▶ [WHAT IS EXPECTED] Whenever a line contains the string "fill", copy it out of the entries.

▶ [PROVIDED RECORDS]
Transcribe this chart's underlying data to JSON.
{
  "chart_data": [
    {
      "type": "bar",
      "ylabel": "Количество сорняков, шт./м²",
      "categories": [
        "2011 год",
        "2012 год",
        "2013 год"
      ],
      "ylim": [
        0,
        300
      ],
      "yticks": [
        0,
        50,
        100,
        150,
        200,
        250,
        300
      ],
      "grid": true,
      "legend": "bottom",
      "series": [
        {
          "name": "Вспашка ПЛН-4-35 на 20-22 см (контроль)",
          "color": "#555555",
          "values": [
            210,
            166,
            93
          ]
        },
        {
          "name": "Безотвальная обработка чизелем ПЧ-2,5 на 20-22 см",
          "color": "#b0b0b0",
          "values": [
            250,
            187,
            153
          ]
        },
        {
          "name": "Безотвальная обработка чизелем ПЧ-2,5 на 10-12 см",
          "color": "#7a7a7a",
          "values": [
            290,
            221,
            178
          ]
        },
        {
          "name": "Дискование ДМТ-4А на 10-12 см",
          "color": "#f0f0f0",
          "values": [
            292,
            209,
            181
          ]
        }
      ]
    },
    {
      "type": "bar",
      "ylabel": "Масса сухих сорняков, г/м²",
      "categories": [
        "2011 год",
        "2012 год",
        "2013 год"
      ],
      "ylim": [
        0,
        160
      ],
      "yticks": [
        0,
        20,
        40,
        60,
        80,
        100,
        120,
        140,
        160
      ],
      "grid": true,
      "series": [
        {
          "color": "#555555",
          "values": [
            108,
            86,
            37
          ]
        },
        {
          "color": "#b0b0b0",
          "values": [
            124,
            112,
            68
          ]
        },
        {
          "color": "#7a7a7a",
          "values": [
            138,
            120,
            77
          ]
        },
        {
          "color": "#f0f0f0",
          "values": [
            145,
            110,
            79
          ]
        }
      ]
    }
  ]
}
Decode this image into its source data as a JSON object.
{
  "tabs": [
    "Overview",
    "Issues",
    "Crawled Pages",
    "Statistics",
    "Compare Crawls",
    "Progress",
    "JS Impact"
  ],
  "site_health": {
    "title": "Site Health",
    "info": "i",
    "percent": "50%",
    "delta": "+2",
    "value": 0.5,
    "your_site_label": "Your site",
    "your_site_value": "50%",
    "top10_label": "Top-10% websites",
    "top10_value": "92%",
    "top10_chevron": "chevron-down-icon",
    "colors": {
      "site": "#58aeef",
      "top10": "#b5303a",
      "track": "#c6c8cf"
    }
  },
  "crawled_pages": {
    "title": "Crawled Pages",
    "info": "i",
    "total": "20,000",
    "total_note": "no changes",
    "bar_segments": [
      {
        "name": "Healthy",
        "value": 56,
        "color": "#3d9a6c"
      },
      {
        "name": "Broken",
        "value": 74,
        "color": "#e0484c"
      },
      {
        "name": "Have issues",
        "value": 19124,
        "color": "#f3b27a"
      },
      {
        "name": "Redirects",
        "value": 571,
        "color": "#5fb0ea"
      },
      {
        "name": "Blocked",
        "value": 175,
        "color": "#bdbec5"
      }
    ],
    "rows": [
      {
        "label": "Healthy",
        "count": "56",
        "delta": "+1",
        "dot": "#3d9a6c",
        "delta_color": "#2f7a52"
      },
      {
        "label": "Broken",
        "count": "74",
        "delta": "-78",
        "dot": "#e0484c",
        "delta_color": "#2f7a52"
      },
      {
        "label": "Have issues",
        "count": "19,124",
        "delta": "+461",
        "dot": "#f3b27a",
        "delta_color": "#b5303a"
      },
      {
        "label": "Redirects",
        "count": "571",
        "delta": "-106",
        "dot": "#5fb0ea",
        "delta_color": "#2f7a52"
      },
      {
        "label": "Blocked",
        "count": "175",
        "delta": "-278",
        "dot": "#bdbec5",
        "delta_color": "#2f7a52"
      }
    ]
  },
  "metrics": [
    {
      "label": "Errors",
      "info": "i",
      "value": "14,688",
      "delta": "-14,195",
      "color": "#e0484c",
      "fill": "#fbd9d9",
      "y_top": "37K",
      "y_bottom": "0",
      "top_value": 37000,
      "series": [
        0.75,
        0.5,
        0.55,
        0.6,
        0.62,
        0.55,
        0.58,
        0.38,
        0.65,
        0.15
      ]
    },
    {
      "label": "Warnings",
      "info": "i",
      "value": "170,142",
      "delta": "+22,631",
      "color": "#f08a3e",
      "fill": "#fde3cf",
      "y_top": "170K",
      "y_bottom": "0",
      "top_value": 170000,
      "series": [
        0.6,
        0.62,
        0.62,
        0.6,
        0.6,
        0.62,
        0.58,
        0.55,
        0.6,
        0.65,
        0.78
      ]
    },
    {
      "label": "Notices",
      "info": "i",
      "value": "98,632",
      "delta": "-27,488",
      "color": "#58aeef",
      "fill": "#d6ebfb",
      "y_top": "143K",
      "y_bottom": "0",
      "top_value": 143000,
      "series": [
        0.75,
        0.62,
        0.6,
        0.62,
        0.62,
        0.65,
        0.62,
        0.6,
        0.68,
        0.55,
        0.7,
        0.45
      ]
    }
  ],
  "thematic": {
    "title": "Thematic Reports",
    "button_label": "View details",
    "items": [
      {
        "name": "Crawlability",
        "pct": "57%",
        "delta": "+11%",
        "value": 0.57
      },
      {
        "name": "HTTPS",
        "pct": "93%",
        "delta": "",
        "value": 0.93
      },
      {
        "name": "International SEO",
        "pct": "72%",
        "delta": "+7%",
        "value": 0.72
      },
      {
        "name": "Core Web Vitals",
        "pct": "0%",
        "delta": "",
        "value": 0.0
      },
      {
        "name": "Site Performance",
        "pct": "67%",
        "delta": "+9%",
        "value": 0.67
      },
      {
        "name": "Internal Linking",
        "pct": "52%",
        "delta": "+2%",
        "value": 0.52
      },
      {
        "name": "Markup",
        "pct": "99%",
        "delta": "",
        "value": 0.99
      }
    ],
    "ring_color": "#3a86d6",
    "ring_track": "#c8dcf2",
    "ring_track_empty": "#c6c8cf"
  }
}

▶ [WRITTEN RESPONSE]
      "fill": "#fbd9d9",
      "fill": "#fde3cf",
      "fill": "#d6ebfb",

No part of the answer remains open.